## What you will do
Where does the string "COLLAGEN" appear in the records? Copy each line that holds it.
════════════════════
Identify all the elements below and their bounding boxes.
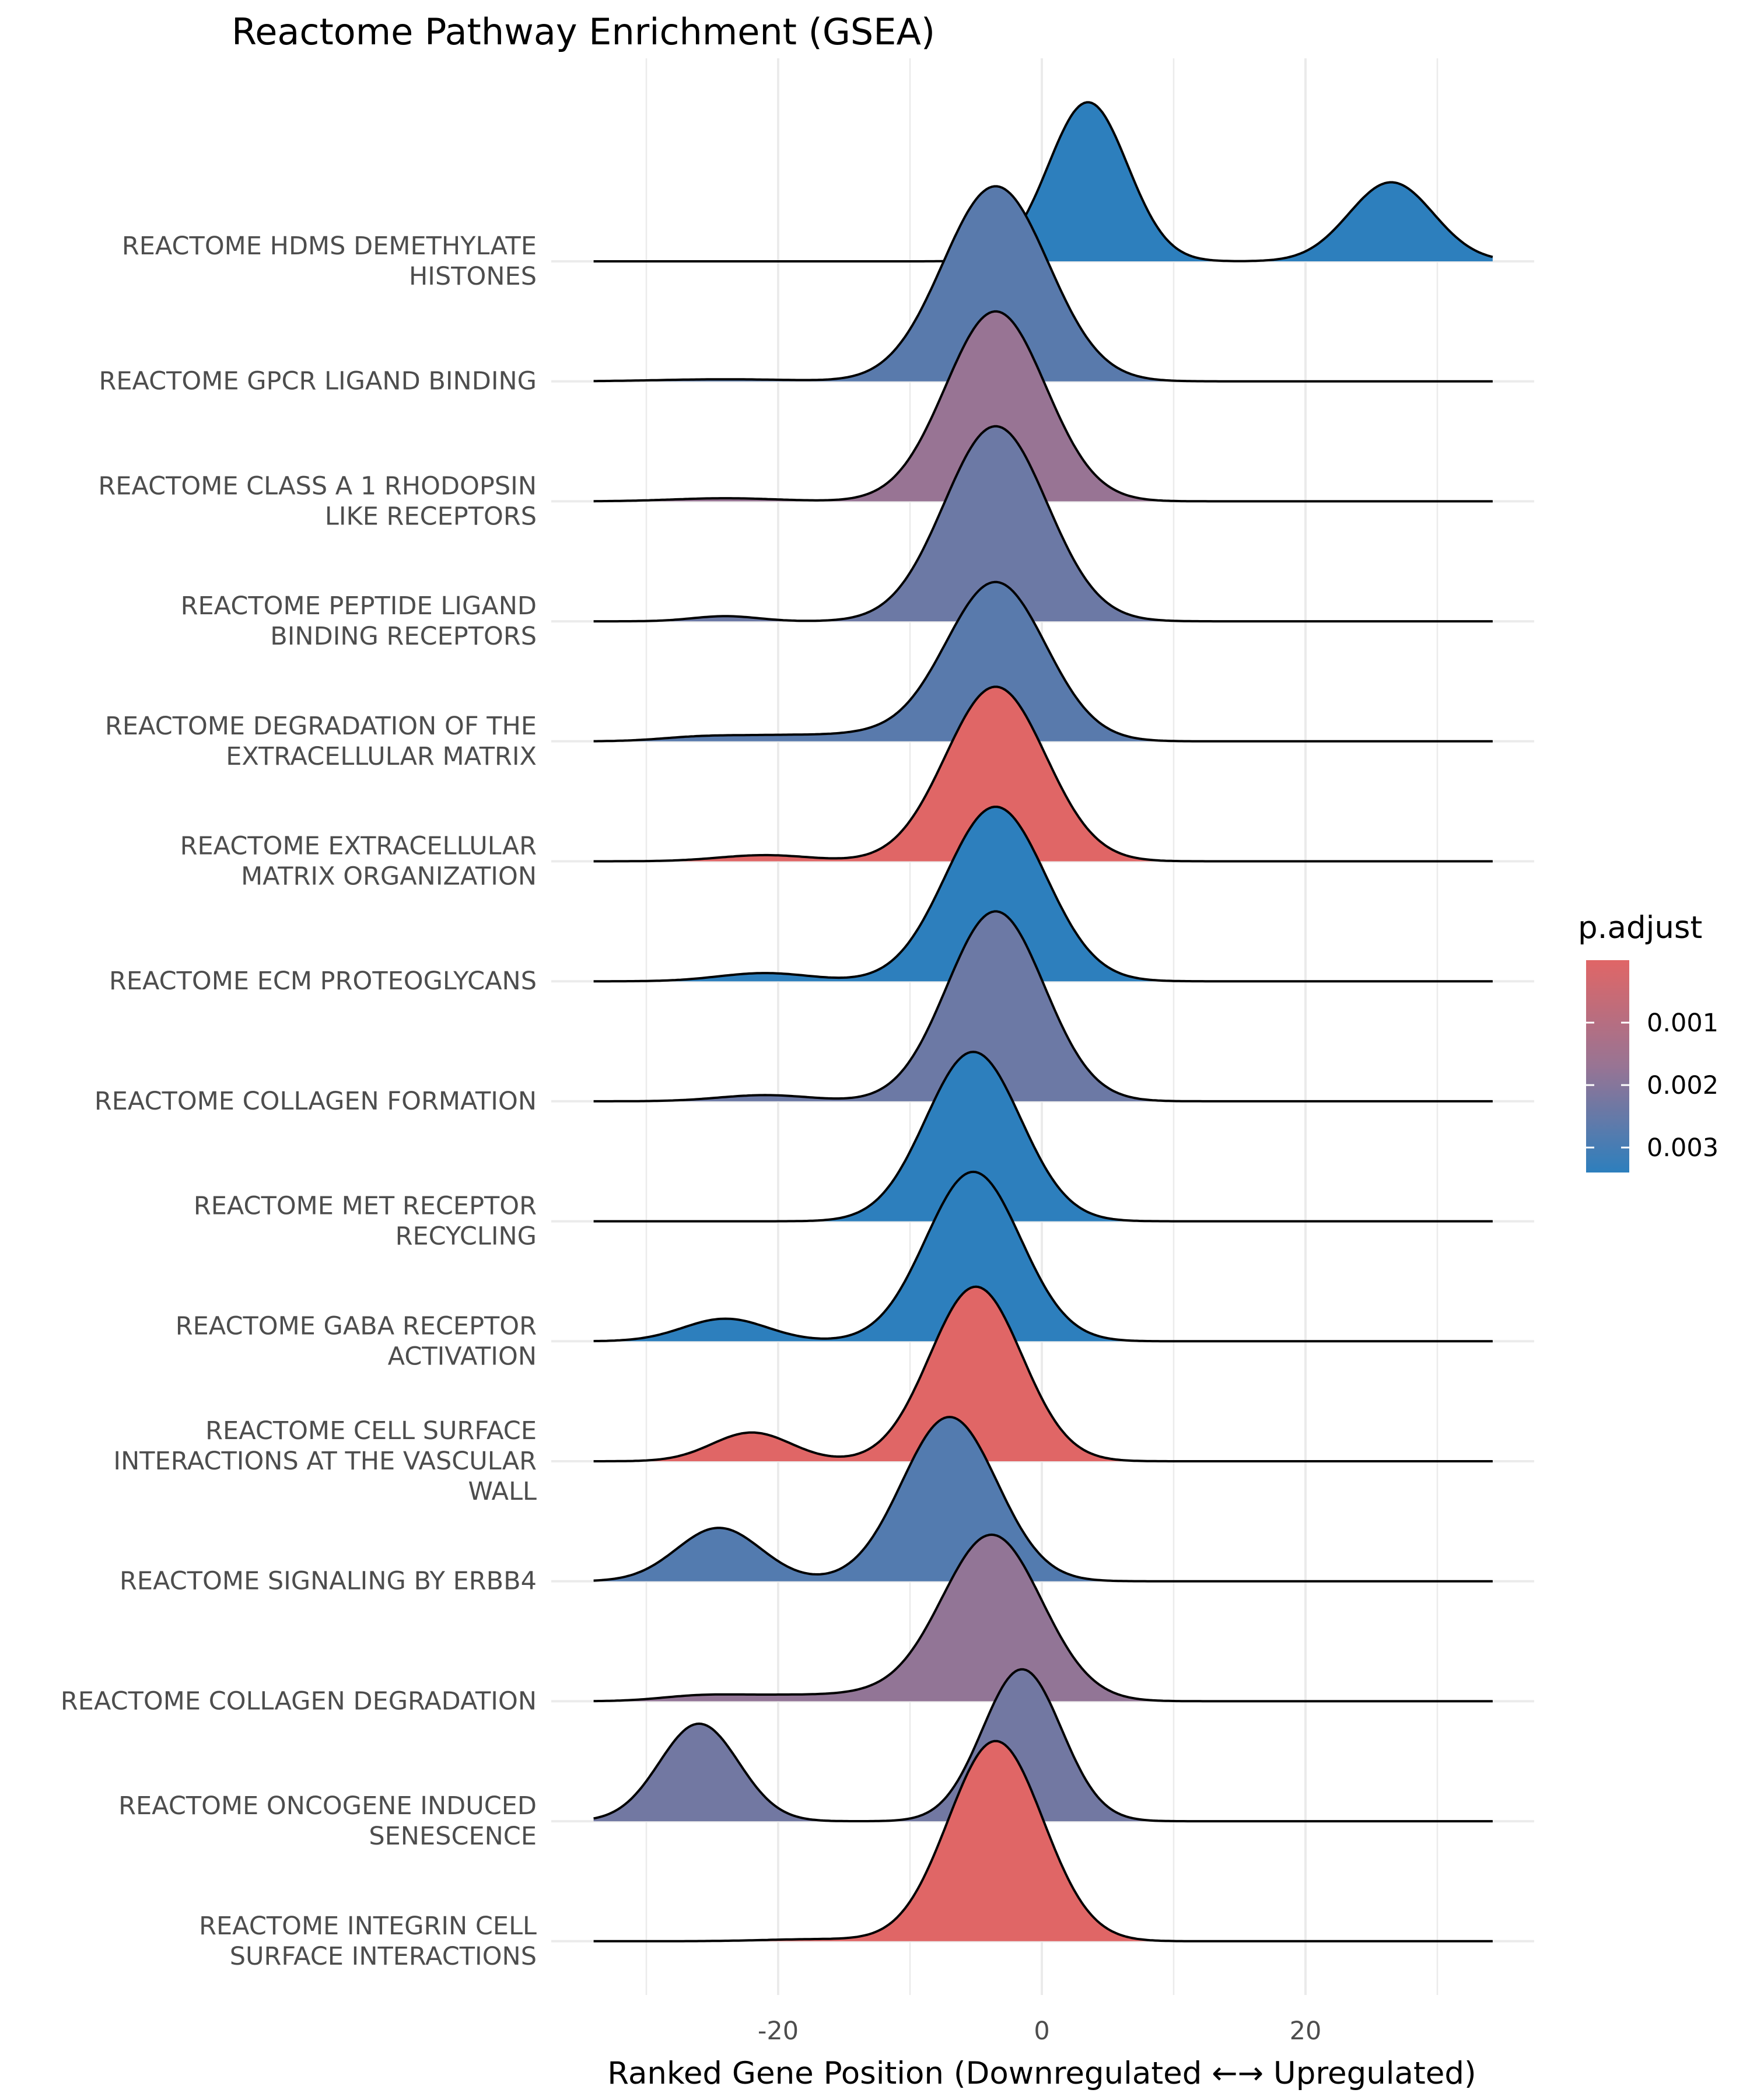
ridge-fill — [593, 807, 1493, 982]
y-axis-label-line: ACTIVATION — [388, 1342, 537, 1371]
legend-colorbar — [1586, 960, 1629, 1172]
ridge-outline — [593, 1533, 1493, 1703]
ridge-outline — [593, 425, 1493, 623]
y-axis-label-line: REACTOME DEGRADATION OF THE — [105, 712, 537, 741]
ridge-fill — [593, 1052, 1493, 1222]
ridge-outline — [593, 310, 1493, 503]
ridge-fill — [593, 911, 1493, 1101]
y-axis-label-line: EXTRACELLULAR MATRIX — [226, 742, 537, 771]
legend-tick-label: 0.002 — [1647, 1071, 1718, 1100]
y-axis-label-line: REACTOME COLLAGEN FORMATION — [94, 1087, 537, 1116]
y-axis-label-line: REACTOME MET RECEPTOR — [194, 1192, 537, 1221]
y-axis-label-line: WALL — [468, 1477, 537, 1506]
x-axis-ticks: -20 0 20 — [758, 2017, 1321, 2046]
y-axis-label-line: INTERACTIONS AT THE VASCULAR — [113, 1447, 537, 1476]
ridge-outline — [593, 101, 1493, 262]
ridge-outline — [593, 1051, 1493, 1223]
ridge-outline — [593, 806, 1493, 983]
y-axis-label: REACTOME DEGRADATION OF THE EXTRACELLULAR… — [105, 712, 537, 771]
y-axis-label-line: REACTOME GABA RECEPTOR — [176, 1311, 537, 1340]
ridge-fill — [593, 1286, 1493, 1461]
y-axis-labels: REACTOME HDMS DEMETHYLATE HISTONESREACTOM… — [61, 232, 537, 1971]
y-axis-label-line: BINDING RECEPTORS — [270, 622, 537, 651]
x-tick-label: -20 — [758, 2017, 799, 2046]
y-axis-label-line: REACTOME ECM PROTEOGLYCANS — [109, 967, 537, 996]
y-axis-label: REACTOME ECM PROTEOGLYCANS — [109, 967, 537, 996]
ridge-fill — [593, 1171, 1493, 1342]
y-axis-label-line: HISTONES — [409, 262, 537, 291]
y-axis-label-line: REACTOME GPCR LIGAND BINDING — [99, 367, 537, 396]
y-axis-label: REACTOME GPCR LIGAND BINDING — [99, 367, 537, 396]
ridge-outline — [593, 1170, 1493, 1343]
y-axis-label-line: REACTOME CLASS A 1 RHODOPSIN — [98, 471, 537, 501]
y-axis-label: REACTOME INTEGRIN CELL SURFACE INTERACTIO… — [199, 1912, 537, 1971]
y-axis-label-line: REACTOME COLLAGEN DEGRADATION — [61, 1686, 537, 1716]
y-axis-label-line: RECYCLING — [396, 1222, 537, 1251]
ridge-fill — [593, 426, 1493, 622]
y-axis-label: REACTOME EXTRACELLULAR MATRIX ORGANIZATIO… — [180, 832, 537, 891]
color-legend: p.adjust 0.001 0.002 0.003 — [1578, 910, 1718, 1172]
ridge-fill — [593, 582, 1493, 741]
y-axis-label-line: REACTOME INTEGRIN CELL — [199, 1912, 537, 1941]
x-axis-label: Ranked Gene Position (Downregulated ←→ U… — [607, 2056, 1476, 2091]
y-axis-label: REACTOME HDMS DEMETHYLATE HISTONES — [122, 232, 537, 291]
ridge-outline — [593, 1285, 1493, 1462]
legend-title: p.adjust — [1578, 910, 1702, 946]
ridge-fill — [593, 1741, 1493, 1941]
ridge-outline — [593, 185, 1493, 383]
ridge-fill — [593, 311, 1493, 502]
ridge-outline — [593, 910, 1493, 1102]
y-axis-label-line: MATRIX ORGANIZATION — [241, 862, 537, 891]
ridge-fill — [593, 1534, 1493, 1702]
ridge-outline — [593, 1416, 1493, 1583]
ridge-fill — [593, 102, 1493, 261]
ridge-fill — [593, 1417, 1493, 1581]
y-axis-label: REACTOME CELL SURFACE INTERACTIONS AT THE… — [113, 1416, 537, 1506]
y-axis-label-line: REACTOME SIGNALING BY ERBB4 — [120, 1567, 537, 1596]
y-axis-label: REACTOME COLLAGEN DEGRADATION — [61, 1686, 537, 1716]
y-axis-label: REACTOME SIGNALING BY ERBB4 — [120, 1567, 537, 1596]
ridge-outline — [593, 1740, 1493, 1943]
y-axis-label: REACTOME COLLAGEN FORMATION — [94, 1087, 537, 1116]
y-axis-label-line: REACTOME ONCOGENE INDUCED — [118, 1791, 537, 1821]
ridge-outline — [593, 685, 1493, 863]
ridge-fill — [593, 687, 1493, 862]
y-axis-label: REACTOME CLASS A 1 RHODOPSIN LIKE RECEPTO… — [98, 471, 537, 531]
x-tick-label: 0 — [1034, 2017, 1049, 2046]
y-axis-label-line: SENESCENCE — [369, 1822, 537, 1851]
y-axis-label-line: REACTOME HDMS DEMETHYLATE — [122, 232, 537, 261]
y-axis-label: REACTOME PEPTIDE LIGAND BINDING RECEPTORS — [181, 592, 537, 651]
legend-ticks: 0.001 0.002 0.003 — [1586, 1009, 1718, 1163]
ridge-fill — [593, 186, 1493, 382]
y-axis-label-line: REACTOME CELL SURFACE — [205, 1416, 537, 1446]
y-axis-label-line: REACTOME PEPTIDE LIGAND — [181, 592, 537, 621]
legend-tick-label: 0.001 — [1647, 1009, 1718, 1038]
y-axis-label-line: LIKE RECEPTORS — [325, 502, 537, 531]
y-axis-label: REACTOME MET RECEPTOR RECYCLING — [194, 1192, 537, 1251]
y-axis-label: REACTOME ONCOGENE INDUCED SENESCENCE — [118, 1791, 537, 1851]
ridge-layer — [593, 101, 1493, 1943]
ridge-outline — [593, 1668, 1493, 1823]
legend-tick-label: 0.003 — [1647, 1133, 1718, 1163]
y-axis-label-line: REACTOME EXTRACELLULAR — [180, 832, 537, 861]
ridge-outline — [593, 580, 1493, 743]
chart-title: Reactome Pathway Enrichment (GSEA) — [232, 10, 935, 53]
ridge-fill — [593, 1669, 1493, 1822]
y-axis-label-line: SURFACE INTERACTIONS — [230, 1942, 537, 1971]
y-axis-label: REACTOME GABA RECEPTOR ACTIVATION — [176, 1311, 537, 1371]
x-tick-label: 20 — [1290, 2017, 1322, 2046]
════════════════════
## Result of this exercise
y-axis-label-line: REACTOME COLLAGEN FORMATION — [94, 1087, 537, 1116]
y-axis-label-line: REACTOME COLLAGEN DEGRADATION — [61, 1686, 537, 1716]
y-axis-label: REACTOME COLLAGEN DEGRADATION — [61, 1686, 537, 1716]
y-axis-label: REACTOME COLLAGEN FORMATION — [94, 1087, 537, 1116]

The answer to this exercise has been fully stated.